§ **Set problem**
In the listing below, identify each line with the word "behalf" and return those lines.

-------- Exercise inputs

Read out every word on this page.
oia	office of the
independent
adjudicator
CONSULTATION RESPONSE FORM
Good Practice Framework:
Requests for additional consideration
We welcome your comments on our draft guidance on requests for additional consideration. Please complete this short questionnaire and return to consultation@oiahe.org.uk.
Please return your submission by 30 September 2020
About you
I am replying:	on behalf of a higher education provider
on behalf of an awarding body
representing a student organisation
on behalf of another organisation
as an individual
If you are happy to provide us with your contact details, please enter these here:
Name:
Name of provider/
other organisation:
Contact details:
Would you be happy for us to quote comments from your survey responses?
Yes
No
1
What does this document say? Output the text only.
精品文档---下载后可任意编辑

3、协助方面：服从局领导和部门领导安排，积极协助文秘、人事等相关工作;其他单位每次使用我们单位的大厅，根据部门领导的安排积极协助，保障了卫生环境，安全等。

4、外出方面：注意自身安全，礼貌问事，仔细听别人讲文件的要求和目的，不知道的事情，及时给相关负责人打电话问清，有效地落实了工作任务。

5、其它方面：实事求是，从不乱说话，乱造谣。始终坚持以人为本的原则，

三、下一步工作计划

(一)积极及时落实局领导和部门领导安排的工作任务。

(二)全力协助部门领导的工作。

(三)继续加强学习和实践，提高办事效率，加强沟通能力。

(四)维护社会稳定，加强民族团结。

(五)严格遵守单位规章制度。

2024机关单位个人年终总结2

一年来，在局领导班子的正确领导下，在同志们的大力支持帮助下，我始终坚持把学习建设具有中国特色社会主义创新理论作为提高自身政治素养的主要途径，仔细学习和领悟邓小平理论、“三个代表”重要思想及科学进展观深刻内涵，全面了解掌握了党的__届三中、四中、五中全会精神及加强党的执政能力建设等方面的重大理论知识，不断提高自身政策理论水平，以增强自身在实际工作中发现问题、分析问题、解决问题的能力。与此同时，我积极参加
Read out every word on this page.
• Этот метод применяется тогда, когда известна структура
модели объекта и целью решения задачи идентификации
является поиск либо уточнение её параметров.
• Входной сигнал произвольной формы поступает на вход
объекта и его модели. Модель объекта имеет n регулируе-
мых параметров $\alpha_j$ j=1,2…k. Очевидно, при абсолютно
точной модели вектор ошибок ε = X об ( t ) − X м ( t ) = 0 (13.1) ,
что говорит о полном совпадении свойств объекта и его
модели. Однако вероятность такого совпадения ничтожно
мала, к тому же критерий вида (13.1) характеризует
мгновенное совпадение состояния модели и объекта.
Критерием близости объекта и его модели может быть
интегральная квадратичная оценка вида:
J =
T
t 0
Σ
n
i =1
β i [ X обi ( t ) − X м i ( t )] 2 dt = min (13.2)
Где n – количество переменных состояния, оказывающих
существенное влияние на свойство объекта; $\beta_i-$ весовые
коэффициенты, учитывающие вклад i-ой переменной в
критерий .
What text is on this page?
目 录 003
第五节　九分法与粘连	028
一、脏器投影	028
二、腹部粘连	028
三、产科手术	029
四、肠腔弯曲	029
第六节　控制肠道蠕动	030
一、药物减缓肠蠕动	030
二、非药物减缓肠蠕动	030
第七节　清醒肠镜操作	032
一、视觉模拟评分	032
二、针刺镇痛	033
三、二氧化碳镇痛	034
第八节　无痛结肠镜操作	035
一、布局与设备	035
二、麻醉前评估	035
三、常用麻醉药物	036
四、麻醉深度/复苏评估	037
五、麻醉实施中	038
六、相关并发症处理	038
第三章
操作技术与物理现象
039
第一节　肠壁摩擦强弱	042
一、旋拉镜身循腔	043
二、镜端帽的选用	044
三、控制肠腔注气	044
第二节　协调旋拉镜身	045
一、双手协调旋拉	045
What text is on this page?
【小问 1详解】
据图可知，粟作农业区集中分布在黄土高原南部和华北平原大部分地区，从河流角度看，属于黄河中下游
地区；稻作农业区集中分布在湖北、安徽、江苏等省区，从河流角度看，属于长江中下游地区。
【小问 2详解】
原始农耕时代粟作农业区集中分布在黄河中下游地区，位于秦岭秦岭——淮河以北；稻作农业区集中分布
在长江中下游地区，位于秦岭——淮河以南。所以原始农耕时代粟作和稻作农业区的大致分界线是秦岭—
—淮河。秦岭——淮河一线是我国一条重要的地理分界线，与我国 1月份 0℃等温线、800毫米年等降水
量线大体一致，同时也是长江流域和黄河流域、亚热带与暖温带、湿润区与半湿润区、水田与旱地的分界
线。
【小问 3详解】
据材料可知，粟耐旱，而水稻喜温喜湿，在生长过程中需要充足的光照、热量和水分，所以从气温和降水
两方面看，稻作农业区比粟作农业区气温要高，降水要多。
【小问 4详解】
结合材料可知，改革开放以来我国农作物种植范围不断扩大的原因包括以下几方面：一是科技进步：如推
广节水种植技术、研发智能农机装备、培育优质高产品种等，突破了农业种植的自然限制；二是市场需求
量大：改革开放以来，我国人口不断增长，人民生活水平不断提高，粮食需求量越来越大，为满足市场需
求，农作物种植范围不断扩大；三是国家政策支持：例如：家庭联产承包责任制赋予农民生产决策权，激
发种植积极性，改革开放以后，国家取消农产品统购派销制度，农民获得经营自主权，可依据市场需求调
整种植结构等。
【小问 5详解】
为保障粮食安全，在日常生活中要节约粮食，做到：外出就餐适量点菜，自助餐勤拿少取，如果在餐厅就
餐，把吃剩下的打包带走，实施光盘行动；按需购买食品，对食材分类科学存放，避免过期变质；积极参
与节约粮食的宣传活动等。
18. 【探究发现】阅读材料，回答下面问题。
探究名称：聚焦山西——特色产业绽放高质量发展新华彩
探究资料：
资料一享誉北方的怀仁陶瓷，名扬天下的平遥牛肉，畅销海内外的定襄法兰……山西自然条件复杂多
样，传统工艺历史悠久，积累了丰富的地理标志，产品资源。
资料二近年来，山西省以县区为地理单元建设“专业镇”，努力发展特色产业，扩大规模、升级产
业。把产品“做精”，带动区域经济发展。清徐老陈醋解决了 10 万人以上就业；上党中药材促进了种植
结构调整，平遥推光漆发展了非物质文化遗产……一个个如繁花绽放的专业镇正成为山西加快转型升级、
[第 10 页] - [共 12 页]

----------------

§ **Response for this exercise**
I am replying:	on behalf of a higher education provider
on behalf of an awarding body
on behalf of another organisation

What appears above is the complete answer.